[START Supplied information]

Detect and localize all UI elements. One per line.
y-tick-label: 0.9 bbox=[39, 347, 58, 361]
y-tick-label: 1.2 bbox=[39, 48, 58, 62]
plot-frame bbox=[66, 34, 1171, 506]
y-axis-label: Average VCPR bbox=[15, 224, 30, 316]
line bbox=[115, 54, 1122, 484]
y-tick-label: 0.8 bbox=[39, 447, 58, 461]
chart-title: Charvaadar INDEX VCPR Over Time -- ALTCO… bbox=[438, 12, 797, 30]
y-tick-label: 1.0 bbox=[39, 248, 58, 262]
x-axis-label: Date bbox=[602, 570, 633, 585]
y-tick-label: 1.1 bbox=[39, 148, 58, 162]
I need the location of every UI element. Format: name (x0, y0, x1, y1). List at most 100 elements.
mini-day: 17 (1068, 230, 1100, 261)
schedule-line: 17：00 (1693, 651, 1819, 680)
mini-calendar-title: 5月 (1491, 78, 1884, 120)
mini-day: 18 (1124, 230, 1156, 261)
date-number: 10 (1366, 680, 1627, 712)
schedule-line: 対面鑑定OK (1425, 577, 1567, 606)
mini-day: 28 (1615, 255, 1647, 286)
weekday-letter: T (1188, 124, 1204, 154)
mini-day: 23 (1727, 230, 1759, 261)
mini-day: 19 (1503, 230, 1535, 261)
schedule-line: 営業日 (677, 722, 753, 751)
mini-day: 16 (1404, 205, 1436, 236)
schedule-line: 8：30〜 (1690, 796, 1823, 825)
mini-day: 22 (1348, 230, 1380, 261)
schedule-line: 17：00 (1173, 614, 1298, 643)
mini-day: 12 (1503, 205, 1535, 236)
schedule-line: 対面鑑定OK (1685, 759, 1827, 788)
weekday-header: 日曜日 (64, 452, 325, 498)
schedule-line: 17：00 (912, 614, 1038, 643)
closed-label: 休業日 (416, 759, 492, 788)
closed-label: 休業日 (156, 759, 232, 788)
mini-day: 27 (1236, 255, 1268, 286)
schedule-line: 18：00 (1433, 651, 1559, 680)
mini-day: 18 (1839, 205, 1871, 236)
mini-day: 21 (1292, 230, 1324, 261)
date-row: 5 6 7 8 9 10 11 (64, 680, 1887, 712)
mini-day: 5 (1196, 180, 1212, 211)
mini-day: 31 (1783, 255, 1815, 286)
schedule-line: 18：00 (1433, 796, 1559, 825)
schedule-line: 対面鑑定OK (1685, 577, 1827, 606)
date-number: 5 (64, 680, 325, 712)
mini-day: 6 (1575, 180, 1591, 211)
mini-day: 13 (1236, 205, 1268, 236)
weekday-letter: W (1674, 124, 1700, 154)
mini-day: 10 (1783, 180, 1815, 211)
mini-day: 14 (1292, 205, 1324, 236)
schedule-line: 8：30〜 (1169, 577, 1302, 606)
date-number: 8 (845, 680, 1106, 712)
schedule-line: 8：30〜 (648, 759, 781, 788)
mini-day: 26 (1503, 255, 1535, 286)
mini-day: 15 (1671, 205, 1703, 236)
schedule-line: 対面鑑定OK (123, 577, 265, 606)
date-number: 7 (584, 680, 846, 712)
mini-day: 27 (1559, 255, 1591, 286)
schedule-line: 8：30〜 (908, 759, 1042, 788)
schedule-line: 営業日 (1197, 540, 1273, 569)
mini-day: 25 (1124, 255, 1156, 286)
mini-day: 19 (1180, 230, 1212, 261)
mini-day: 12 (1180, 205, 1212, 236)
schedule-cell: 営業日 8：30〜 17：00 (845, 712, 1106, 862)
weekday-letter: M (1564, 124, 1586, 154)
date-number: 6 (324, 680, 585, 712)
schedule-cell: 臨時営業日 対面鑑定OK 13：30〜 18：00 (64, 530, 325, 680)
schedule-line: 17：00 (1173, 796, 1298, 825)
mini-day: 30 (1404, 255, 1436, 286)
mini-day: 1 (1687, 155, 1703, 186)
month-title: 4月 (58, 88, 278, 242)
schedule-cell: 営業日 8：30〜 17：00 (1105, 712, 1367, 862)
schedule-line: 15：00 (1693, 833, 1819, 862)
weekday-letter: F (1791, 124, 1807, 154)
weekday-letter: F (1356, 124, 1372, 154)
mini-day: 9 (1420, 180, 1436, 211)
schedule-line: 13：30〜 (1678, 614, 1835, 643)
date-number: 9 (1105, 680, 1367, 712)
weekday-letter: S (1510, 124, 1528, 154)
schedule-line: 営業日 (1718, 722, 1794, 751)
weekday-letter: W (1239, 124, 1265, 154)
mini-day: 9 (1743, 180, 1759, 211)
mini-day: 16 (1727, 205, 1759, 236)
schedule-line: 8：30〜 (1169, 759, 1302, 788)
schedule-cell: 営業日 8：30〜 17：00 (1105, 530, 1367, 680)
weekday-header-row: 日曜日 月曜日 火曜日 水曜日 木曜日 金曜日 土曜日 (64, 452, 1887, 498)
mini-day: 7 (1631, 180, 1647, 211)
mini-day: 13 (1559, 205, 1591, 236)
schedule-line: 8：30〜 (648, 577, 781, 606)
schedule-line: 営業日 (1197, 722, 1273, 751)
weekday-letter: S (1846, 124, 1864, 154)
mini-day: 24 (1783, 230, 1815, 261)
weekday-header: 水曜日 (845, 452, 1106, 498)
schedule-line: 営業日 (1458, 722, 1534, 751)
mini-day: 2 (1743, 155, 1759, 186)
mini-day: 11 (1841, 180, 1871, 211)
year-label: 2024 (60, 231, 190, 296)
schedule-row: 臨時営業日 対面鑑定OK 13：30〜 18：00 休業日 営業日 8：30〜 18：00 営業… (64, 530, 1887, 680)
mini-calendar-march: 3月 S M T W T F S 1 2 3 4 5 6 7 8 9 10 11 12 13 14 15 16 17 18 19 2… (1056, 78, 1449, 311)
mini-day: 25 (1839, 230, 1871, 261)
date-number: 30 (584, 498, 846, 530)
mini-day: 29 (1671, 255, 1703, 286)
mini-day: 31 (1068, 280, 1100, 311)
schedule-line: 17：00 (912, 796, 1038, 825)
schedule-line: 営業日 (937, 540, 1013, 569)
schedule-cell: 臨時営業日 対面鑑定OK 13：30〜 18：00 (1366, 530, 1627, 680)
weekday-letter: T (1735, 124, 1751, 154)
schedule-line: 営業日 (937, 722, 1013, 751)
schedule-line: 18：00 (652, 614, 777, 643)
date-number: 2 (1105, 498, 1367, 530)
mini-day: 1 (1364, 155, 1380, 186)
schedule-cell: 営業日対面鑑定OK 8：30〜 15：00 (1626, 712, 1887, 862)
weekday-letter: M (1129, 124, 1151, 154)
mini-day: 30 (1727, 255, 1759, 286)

[END Supplied information]

● **What is asked**
Copy out every line of the data above word for word, with nothing changed, added, or left out.

● **Response to this exercise**
Detect and localize all UI elements. One per line.
y-tick-label: 0.9 bbox=[39, 347, 58, 361]
y-tick-label: 1.2 bbox=[39, 48, 58, 62]
plot-frame bbox=[66, 34, 1171, 506]
y-axis-label: Average VCPR bbox=[15, 224, 30, 316]
line bbox=[115, 54, 1122, 484]
y-tick-label: 0.8 bbox=[39, 447, 58, 461]
chart-title: Charvaadar INDEX VCPR Over Time -- ALTCO… bbox=[438, 12, 797, 30]
y-tick-label: 1.0 bbox=[39, 248, 58, 262]
x-axis-label: Date bbox=[602, 570, 633, 585]
y-tick-label: 1.1 bbox=[39, 148, 58, 162]
I need the location of every UI element. Format: name (x0, y0, x1, y1). List at most 100 elements.
mini-day: 17 (1068, 230, 1100, 261)
schedule-line: 17：00 (1693, 651, 1819, 680)
mini-calendar-title: 5月 (1491, 78, 1884, 120)
mini-day: 18 (1124, 230, 1156, 261)
date-number: 10 (1366, 680, 1627, 712)
schedule-line: 対面鑑定OK (1425, 577, 1567, 606)
mini-day: 28 (1615, 255, 1647, 286)
weekday-letter: T (1188, 124, 1204, 154)
mini-day: 23 (1727, 230, 1759, 261)
mini-day: 19 (1503, 230, 1535, 261)
schedule-line: 営業日 (677, 722, 753, 751)
mini-day: 16 (1404, 205, 1436, 236)
schedule-line: 8：30〜 (1690, 796, 1823, 825)
mini-day: 22 (1348, 230, 1380, 261)
schedule-line: 17：00 (1173, 614, 1298, 643)
mini-day: 12 (1503, 205, 1535, 236)
schedule-line: 対面鑑定OK (1685, 759, 1827, 788)
weekday-header: 日曜日 (64, 452, 325, 498)
schedule-line: 17：00 (912, 614, 1038, 643)
closed-label: 休業日 (416, 759, 492, 788)
closed-label: 休業日 (156, 759, 232, 788)
mini-day: 27 (1236, 255, 1268, 286)
schedule-line: 18：00 (1433, 651, 1559, 680)
mini-day: 18 (1839, 205, 1871, 236)
mini-day: 21 (1292, 230, 1324, 261)
date-row: 5 6 7 8 9 10 11 (64, 680, 1887, 712)
mini-day: 5 (1196, 180, 1212, 211)
mini-day: 31 (1783, 255, 1815, 286)
schedule-line: 18：00 (1433, 796, 1559, 825)
schedule-line: 対面鑑定OK (1685, 577, 1827, 606)
date-number: 5 (64, 680, 325, 712)
mini-day: 6 (1575, 180, 1591, 211)
mini-day: 13 (1236, 205, 1268, 236)
weekday-letter: W (1674, 124, 1700, 154)
mini-day: 10 (1783, 180, 1815, 211)
mini-day: 14 (1292, 205, 1324, 236)
schedule-line: 8：30〜 (1169, 577, 1302, 606)
date-number: 8 (845, 680, 1106, 712)
schedule-line: 8：30〜 (648, 759, 781, 788)
mini-day: 26 (1503, 255, 1535, 286)
mini-day: 15 (1671, 205, 1703, 236)
schedule-line: 対面鑑定OK (123, 577, 265, 606)
date-number: 7 (584, 680, 846, 712)
mini-day: 27 (1559, 255, 1591, 286)
schedule-line: 8：30〜 (908, 759, 1042, 788)
schedule-line: 営業日 (1197, 540, 1273, 569)
mini-day: 25 (1124, 255, 1156, 286)
mini-day: 19 (1180, 230, 1212, 261)
mini-day: 12 (1180, 205, 1212, 236)
schedule-cell: 営業日 8：30〜 17：00 (845, 712, 1106, 862)
weekday-letter: M (1564, 124, 1586, 154)
date-number: 6 (324, 680, 585, 712)
schedule-cell: 臨時営業日 対面鑑定OK 13：30〜 18：00 (64, 530, 325, 680)
schedule-line: 17：00 (1173, 796, 1298, 825)
mini-day: 30 (1404, 255, 1436, 286)
mini-day: 1 (1687, 155, 1703, 186)
month-title: 4月 (58, 88, 278, 242)
schedule-cell: 営業日 8：30〜 17：00 (1105, 712, 1367, 862)
schedule-line: 15：00 (1693, 833, 1819, 862)
weekday-letter: F (1791, 124, 1807, 154)
weekday-letter: F (1356, 124, 1372, 154)
mini-day: 9 (1420, 180, 1436, 211)
schedule-line: 13：30〜 (1678, 614, 1835, 643)
date-number: 9 (1105, 680, 1367, 712)
weekday-letter: S (1510, 124, 1528, 154)
schedule-line: 営業日 (1718, 722, 1794, 751)
weekday-letter: W (1239, 124, 1265, 154)
mini-day: 9 (1743, 180, 1759, 211)
mini-day: 16 (1727, 205, 1759, 236)
schedule-line: 8：30〜 (1169, 759, 1302, 788)
schedule-cell: 営業日 8：30〜 17：00 (1105, 530, 1367, 680)
weekday-header-row: 日曜日 月曜日 火曜日 水曜日 木曜日 金曜日 土曜日 (64, 452, 1887, 498)
mini-day: 7 (1631, 180, 1647, 211)
mini-day: 13 (1559, 205, 1591, 236)
schedule-line: 8：30〜 (648, 577, 781, 606)
schedule-line: 営業日 (1197, 722, 1273, 751)
weekday-letter: S (1846, 124, 1864, 154)
mini-day: 24 (1783, 230, 1815, 261)
weekday-header: 水曜日 (845, 452, 1106, 498)
schedule-line: 営業日 (1458, 722, 1534, 751)
mini-day: 2 (1743, 155, 1759, 186)
mini-day: 11 (1841, 180, 1871, 211)
year-label: 2024 (60, 231, 190, 296)
schedule-row: 臨時営業日 対面鑑定OK 13：30〜 18：00 休業日 営業日 8：30〜 18：00 営業… (64, 530, 1887, 680)
mini-calendar-march: 3月 S M T W T F S 1 2 3 4 5 6 7 8 9 10 11 12 13 14 15 16 17 18 19 2… (1056, 78, 1449, 311)
mini-day: 25 (1839, 230, 1871, 261)
date-number: 30 (584, 498, 846, 530)
mini-day: 29 (1671, 255, 1703, 286)
mini-day: 31 (1068, 280, 1100, 311)
schedule-line: 17：00 (912, 796, 1038, 825)
schedule-line: 営業日 (937, 540, 1013, 569)
schedule-cell: 臨時営業日 対面鑑定OK 13：30〜 18：00 (1366, 530, 1627, 680)
weekday-letter: T (1735, 124, 1751, 154)
schedule-line: 営業日 (937, 722, 1013, 751)
schedule-line: 18：00 (652, 614, 777, 643)
date-number: 2 (1105, 498, 1367, 530)
mini-day: 1 (1364, 155, 1380, 186)
schedule-cell: 営業日対面鑑定OK 8：30〜 15：00 (1626, 712, 1887, 862)
weekday-letter: M (1129, 124, 1151, 154)
mini-day: 30 (1727, 255, 1759, 286)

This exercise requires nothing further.